WORK REQUIRED:
Your task is to filter the data below down to the lines holding "Manage".

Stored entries

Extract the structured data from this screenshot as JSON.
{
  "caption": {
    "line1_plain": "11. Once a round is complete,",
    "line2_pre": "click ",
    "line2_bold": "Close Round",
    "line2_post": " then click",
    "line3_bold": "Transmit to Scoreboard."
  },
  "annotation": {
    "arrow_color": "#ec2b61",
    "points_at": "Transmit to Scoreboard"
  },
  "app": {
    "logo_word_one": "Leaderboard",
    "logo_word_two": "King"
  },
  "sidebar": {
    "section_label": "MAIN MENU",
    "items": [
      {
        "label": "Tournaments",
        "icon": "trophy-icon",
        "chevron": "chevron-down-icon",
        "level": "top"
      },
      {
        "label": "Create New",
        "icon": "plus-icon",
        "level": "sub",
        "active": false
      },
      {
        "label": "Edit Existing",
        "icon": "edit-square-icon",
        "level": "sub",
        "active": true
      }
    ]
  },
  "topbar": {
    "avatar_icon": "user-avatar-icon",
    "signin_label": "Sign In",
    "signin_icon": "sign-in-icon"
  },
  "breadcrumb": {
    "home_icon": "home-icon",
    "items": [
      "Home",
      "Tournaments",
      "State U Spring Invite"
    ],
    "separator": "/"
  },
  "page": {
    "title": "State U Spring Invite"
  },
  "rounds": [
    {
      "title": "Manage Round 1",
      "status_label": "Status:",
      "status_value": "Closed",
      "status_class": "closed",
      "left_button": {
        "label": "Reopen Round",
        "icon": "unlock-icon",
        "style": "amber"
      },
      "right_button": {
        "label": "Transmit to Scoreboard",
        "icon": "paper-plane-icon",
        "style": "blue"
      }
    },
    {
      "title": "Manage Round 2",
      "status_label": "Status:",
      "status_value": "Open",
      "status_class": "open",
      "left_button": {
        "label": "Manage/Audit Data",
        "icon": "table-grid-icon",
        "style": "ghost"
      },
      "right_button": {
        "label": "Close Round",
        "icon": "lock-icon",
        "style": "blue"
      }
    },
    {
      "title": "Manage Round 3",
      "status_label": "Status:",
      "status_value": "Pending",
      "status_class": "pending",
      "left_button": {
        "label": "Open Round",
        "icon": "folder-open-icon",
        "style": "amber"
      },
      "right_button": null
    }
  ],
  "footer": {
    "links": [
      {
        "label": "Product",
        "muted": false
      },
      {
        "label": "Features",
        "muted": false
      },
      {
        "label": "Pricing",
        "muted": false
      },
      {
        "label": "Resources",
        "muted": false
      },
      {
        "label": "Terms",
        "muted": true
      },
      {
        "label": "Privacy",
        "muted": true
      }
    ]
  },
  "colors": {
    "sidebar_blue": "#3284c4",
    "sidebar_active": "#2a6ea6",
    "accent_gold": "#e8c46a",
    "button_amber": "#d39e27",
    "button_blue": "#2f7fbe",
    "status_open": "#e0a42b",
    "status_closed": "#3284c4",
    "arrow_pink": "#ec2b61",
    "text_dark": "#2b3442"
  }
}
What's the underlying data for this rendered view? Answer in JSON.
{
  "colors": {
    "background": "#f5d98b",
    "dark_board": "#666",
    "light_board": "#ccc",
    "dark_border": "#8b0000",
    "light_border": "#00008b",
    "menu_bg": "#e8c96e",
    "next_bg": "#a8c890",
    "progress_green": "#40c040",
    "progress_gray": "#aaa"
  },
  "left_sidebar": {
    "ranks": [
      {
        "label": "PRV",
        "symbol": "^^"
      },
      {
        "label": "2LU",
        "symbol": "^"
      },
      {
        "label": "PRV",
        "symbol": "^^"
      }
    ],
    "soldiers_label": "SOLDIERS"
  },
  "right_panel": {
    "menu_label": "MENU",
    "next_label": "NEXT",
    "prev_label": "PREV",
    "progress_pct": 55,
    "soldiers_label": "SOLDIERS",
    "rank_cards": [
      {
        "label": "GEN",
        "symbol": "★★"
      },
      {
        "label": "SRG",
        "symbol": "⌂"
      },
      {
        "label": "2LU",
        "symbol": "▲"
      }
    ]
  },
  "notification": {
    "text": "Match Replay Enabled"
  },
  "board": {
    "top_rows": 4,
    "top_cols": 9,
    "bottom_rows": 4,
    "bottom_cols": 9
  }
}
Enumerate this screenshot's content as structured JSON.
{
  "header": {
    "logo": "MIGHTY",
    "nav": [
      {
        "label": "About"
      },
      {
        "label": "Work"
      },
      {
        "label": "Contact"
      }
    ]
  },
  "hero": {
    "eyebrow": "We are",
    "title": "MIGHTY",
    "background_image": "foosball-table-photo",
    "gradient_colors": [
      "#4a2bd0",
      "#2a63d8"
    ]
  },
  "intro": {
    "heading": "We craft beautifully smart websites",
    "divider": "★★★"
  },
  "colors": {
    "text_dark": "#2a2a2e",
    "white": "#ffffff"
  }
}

SOLUTION TO THE EXERCISE:
      "title": "Manage Round 1",
      "title": "Manage Round 2",
        "label": "Manage/Audit Data",
      "title": "Manage Round 3",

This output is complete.